-- Begin --

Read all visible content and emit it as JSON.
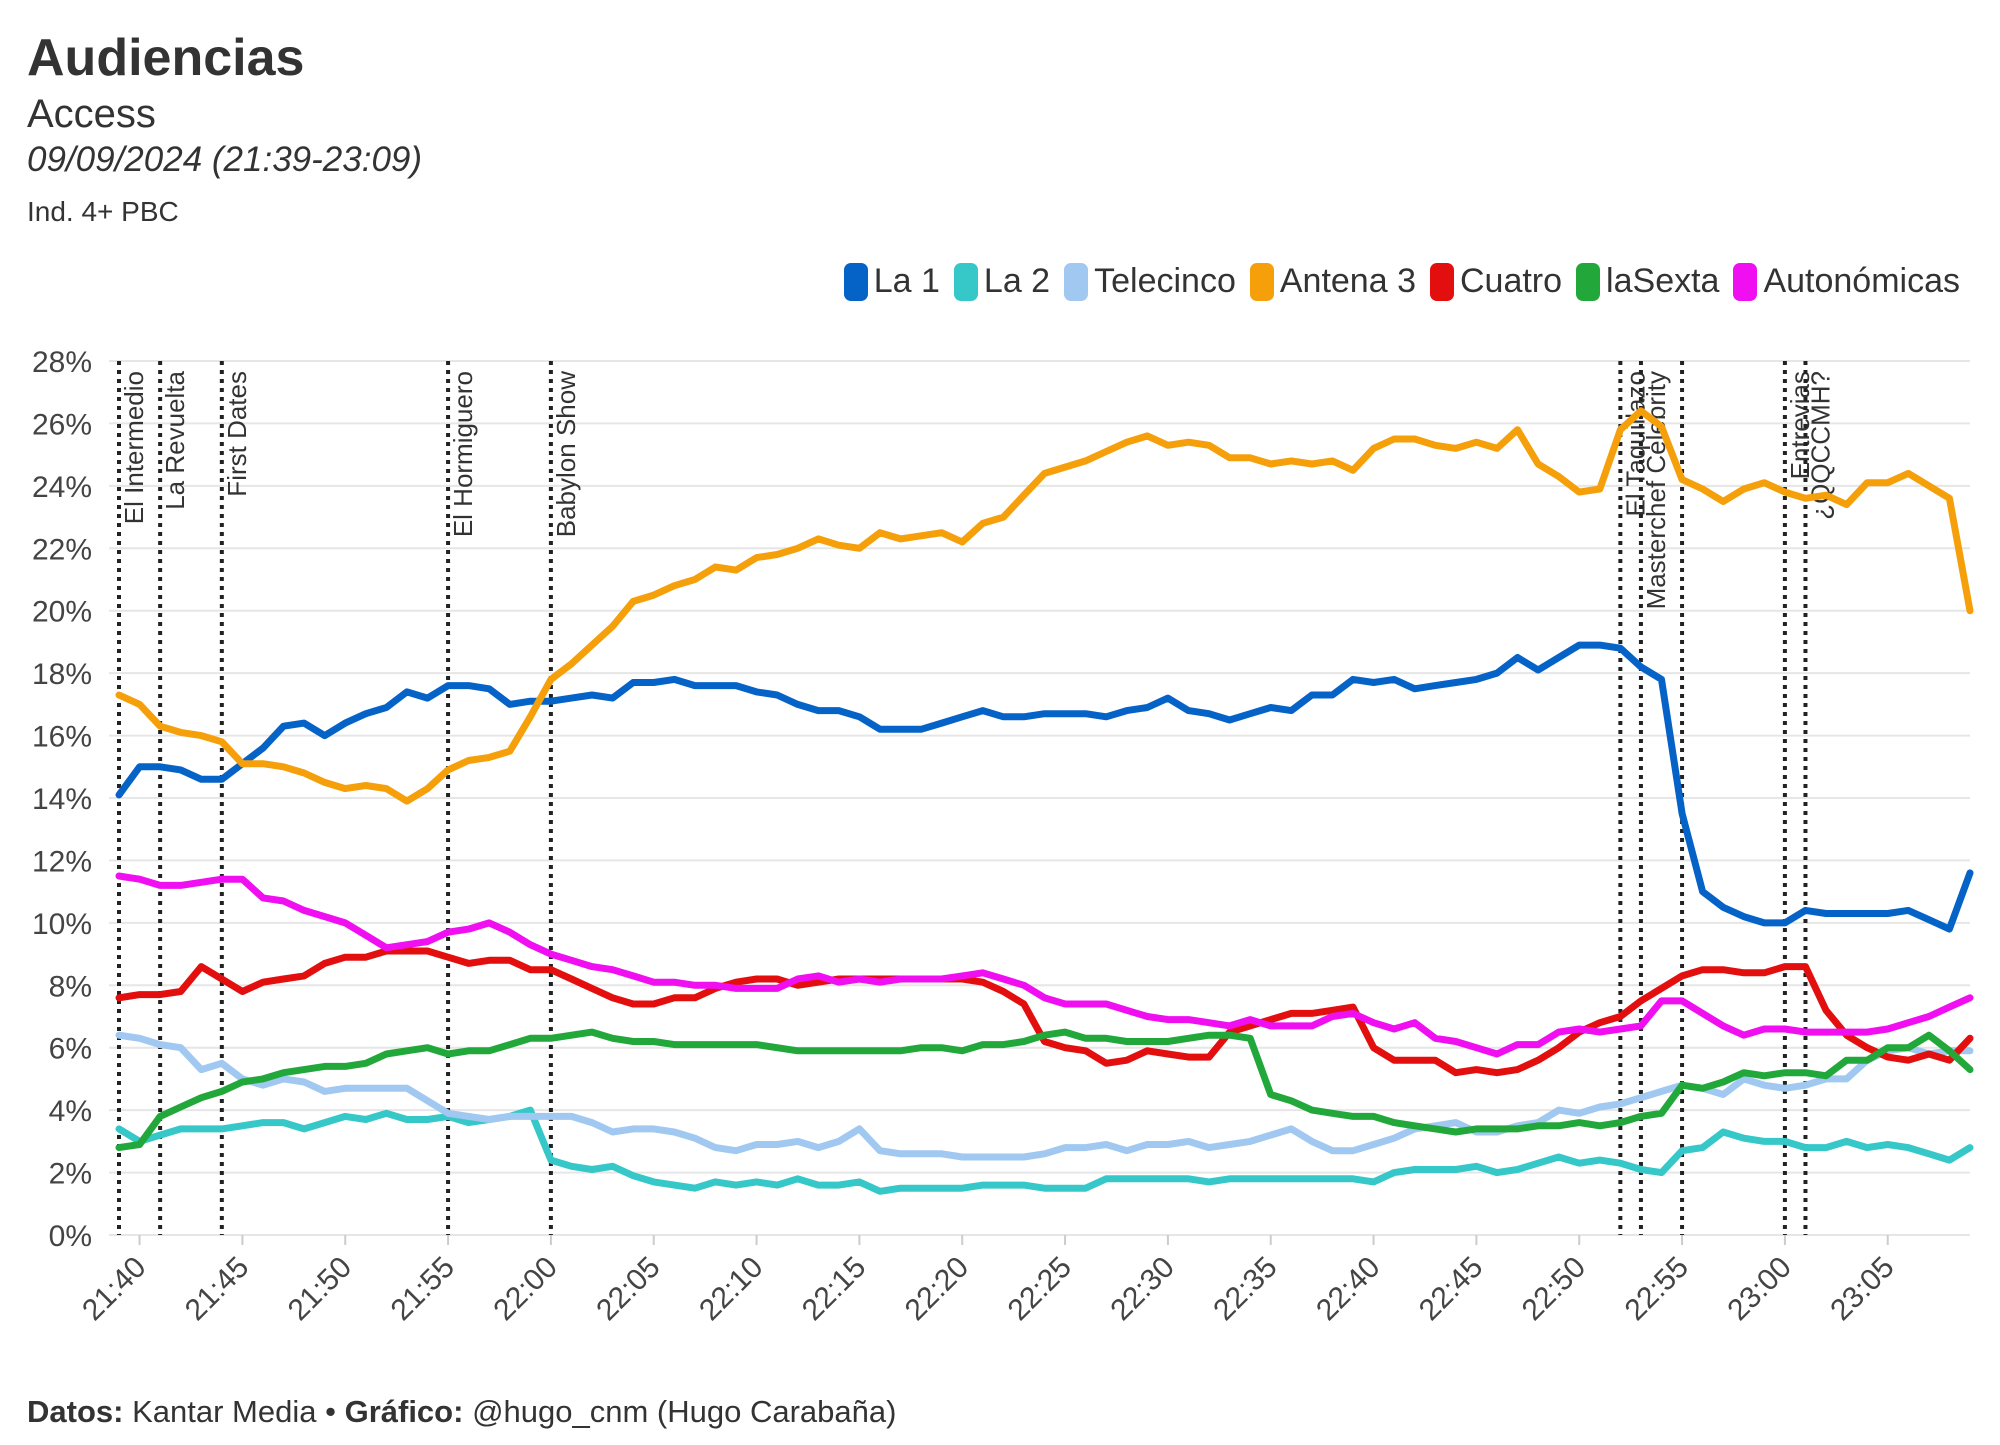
{
  "header": {
    "title": "Audiencias",
    "subtitle": "Access",
    "date": "09/09/2024 (21:39-23:09)",
    "audience": "Ind. 4+ PBC"
  },
  "footer": {
    "data_label": "Datos:",
    "data_value": "Kantar Media",
    "separator": "•",
    "chart_label": "Gráfico:",
    "chart_value": "@hugo_cnm (Hugo Carabaña)"
  },
  "chart_data": {
    "type": "line",
    "title": "Audiencias",
    "subtitle": "Access",
    "xlabel": "",
    "ylabel": "",
    "x_start": "21:39",
    "x_end": "23:09",
    "x_step_minutes": 1,
    "xlim_minutes": [
      0,
      90
    ],
    "ylim": [
      0,
      28
    ],
    "y_ticks": [
      0,
      2,
      4,
      6,
      8,
      10,
      12,
      14,
      16,
      18,
      20,
      22,
      24,
      26,
      28
    ],
    "y_tick_labels": [
      "0%",
      "2%",
      "4%",
      "6%",
      "8%",
      "10%",
      "12%",
      "14%",
      "16%",
      "18%",
      "20%",
      "22%",
      "24%",
      "26%",
      "28%"
    ],
    "x_ticks": [
      "21:40",
      "21:45",
      "21:50",
      "21:55",
      "22:00",
      "22:05",
      "22:10",
      "22:15",
      "22:20",
      "22:25",
      "22:30",
      "22:35",
      "22:40",
      "22:45",
      "22:50",
      "22:55",
      "23:00",
      "23:05"
    ],
    "grid": true,
    "legend_position": "top-right",
    "annotations": [
      {
        "time": "21:39",
        "label": "El Intermedio"
      },
      {
        "time": "21:41",
        "label": "La Revuelta"
      },
      {
        "time": "21:44",
        "label": "First Dates"
      },
      {
        "time": "21:55",
        "label": "El Hormiguero"
      },
      {
        "time": "22:00",
        "label": "Babylon Show"
      },
      {
        "time": "22:52",
        "label": "El Taquillazo"
      },
      {
        "time": "22:53",
        "label": "Masterchef Celebrity"
      },
      {
        "time": "22:55",
        "label": ""
      },
      {
        "time": "23:00",
        "label": "Entrevias"
      },
      {
        "time": "23:01",
        "label": "¿QQCCMH?"
      }
    ],
    "series": [
      {
        "name": "La 1",
        "color": "#0563c8",
        "values": [
          14.1,
          15.0,
          15.0,
          14.9,
          14.6,
          14.6,
          15.1,
          15.6,
          16.3,
          16.4,
          16.0,
          16.4,
          16.7,
          16.9,
          17.4,
          17.2,
          17.6,
          17.6,
          17.5,
          17.0,
          17.1,
          17.1,
          17.2,
          17.3,
          17.2,
          17.7,
          17.7,
          17.8,
          17.6,
          17.6,
          17.6,
          17.4,
          17.3,
          17.0,
          16.8,
          16.8,
          16.6,
          16.2,
          16.2,
          16.2,
          16.4,
          16.6,
          16.8,
          16.6,
          16.6,
          16.7,
          16.7,
          16.7,
          16.6,
          16.8,
          16.9,
          17.2,
          16.8,
          16.7,
          16.5,
          16.7,
          16.9,
          16.8,
          17.3,
          17.3,
          17.8,
          17.7,
          17.8,
          17.5,
          17.6,
          17.7,
          17.8,
          18.0,
          18.5,
          18.1,
          18.5,
          18.9,
          18.9,
          18.8,
          18.2,
          17.8,
          13.5,
          11.0,
          10.5,
          10.2,
          10.0,
          10.0,
          10.4,
          10.3,
          10.3,
          10.3,
          10.3,
          10.4,
          10.1,
          9.8,
          11.6
        ]
      },
      {
        "name": "La 2",
        "color": "#36c8c8",
        "values": [
          3.4,
          3.0,
          3.2,
          3.4,
          3.4,
          3.4,
          3.5,
          3.6,
          3.6,
          3.4,
          3.6,
          3.8,
          3.7,
          3.9,
          3.7,
          3.7,
          3.8,
          3.6,
          3.7,
          3.8,
          4.0,
          2.4,
          2.2,
          2.1,
          2.2,
          1.9,
          1.7,
          1.6,
          1.5,
          1.7,
          1.6,
          1.7,
          1.6,
          1.8,
          1.6,
          1.6,
          1.7,
          1.4,
          1.5,
          1.5,
          1.5,
          1.5,
          1.6,
          1.6,
          1.6,
          1.5,
          1.5,
          1.5,
          1.8,
          1.8,
          1.8,
          1.8,
          1.8,
          1.7,
          1.8,
          1.8,
          1.8,
          1.8,
          1.8,
          1.8,
          1.8,
          1.7,
          2.0,
          2.1,
          2.1,
          2.1,
          2.2,
          2.0,
          2.1,
          2.3,
          2.5,
          2.3,
          2.4,
          2.3,
          2.1,
          2.0,
          2.7,
          2.8,
          3.3,
          3.1,
          3.0,
          3.0,
          2.8,
          2.8,
          3.0,
          2.8,
          2.9,
          2.8,
          2.6,
          2.4,
          2.8
        ]
      },
      {
        "name": "Telecinco",
        "color": "#a0c8f0",
        "values": [
          6.4,
          6.3,
          6.1,
          6.0,
          5.3,
          5.5,
          5.0,
          4.8,
          5.0,
          4.9,
          4.6,
          4.7,
          4.7,
          4.7,
          4.7,
          4.3,
          3.9,
          3.8,
          3.7,
          3.8,
          3.8,
          3.8,
          3.8,
          3.6,
          3.3,
          3.4,
          3.4,
          3.3,
          3.1,
          2.8,
          2.7,
          2.9,
          2.9,
          3.0,
          2.8,
          3.0,
          3.4,
          2.7,
          2.6,
          2.6,
          2.6,
          2.5,
          2.5,
          2.5,
          2.5,
          2.6,
          2.8,
          2.8,
          2.9,
          2.7,
          2.9,
          2.9,
          3.0,
          2.8,
          2.9,
          3.0,
          3.2,
          3.4,
          3.0,
          2.7,
          2.7,
          2.9,
          3.1,
          3.4,
          3.5,
          3.6,
          3.3,
          3.3,
          3.5,
          3.6,
          4.0,
          3.9,
          4.1,
          4.2,
          4.4,
          4.6,
          4.8,
          4.7,
          4.5,
          5.0,
          4.8,
          4.7,
          4.8,
          5.0,
          5.0,
          5.6,
          5.9,
          6.0,
          5.8,
          5.9,
          5.9
        ]
      },
      {
        "name": "Antena 3",
        "color": "#f5a00a",
        "values": [
          17.3,
          17.0,
          16.3,
          16.1,
          16.0,
          15.8,
          15.1,
          15.1,
          15.0,
          14.8,
          14.5,
          14.3,
          14.4,
          14.3,
          13.9,
          14.3,
          14.9,
          15.2,
          15.3,
          15.5,
          16.6,
          17.8,
          18.3,
          18.9,
          19.5,
          20.3,
          20.5,
          20.8,
          21.0,
          21.4,
          21.3,
          21.7,
          21.8,
          22.0,
          22.3,
          22.1,
          22.0,
          22.5,
          22.3,
          22.4,
          22.5,
          22.2,
          22.8,
          23.0,
          23.7,
          24.4,
          24.6,
          24.8,
          25.1,
          25.4,
          25.6,
          25.3,
          25.4,
          25.3,
          24.9,
          24.9,
          24.7,
          24.8,
          24.7,
          24.8,
          24.5,
          25.2,
          25.5,
          25.5,
          25.3,
          25.2,
          25.4,
          25.2,
          25.8,
          24.7,
          24.3,
          23.8,
          23.9,
          25.8,
          26.4,
          25.9,
          24.2,
          23.9,
          23.5,
          23.9,
          24.1,
          23.8,
          23.6,
          23.7,
          23.4,
          24.1,
          24.1,
          24.4,
          24.0,
          23.6,
          20.0
        ]
      },
      {
        "name": "Cuatro",
        "color": "#e30f0f",
        "values": [
          7.6,
          7.7,
          7.7,
          7.8,
          8.6,
          8.2,
          7.8,
          8.1,
          8.2,
          8.3,
          8.7,
          8.9,
          8.9,
          9.1,
          9.1,
          9.1,
          8.9,
          8.7,
          8.8,
          8.8,
          8.5,
          8.5,
          8.2,
          7.9,
          7.6,
          7.4,
          7.4,
          7.6,
          7.6,
          7.9,
          8.1,
          8.2,
          8.2,
          8.0,
          8.1,
          8.2,
          8.2,
          8.2,
          8.2,
          8.2,
          8.2,
          8.2,
          8.1,
          7.8,
          7.4,
          6.2,
          6.0,
          5.9,
          5.5,
          5.6,
          5.9,
          5.8,
          5.7,
          5.7,
          6.5,
          6.7,
          6.9,
          7.1,
          7.1,
          7.2,
          7.3,
          6.0,
          5.6,
          5.6,
          5.6,
          5.2,
          5.3,
          5.2,
          5.3,
          5.6,
          6.0,
          6.5,
          6.8,
          7.0,
          7.5,
          7.9,
          8.3,
          8.5,
          8.5,
          8.4,
          8.4,
          8.6,
          8.6,
          7.2,
          6.4,
          6.0,
          5.7,
          5.6,
          5.8,
          5.6,
          6.3
        ]
      },
      {
        "name": "laSexta",
        "color": "#22a83a",
        "values": [
          2.8,
          2.9,
          3.8,
          4.1,
          4.4,
          4.6,
          4.9,
          5.0,
          5.2,
          5.3,
          5.4,
          5.4,
          5.5,
          5.8,
          5.9,
          6.0,
          5.8,
          5.9,
          5.9,
          6.1,
          6.3,
          6.3,
          6.4,
          6.5,
          6.3,
          6.2,
          6.2,
          6.1,
          6.1,
          6.1,
          6.1,
          6.1,
          6.0,
          5.9,
          5.9,
          5.9,
          5.9,
          5.9,
          5.9,
          6.0,
          6.0,
          5.9,
          6.1,
          6.1,
          6.2,
          6.4,
          6.5,
          6.3,
          6.3,
          6.2,
          6.2,
          6.2,
          6.3,
          6.4,
          6.4,
          6.3,
          4.5,
          4.3,
          4.0,
          3.9,
          3.8,
          3.8,
          3.6,
          3.5,
          3.4,
          3.3,
          3.4,
          3.4,
          3.4,
          3.5,
          3.5,
          3.6,
          3.5,
          3.6,
          3.8,
          3.9,
          4.8,
          4.7,
          4.9,
          5.2,
          5.1,
          5.2,
          5.2,
          5.1,
          5.6,
          5.6,
          6.0,
          6.0,
          6.4,
          5.9,
          5.3
        ]
      },
      {
        "name": "Autonómicas",
        "color": "#f00ff0",
        "values": [
          11.5,
          11.4,
          11.2,
          11.2,
          11.3,
          11.4,
          11.4,
          10.8,
          10.7,
          10.4,
          10.2,
          10.0,
          9.6,
          9.2,
          9.3,
          9.4,
          9.7,
          9.8,
          10.0,
          9.7,
          9.3,
          9.0,
          8.8,
          8.6,
          8.5,
          8.3,
          8.1,
          8.1,
          8.0,
          8.0,
          7.9,
          7.9,
          7.9,
          8.2,
          8.3,
          8.1,
          8.2,
          8.1,
          8.2,
          8.2,
          8.2,
          8.3,
          8.4,
          8.2,
          8.0,
          7.6,
          7.4,
          7.4,
          7.4,
          7.2,
          7.0,
          6.9,
          6.9,
          6.8,
          6.7,
          6.9,
          6.7,
          6.7,
          6.7,
          7.0,
          7.1,
          6.8,
          6.6,
          6.8,
          6.3,
          6.2,
          6.0,
          5.8,
          6.1,
          6.1,
          6.5,
          6.6,
          6.5,
          6.6,
          6.7,
          7.5,
          7.5,
          7.1,
          6.7,
          6.4,
          6.6,
          6.6,
          6.5,
          6.5,
          6.5,
          6.5,
          6.6,
          6.8,
          7.0,
          7.3,
          7.6
        ]
      }
    ]
  }
}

-- End --

From the entries above, extract each line containing "color".

        "color": "#0563c8",
        "color": "#36c8c8",
        "color": "#a0c8f0",
        "color": "#f5a00a",
        "color": "#e30f0f",
        "color": "#22a83a",
        "color": "#f00ff0",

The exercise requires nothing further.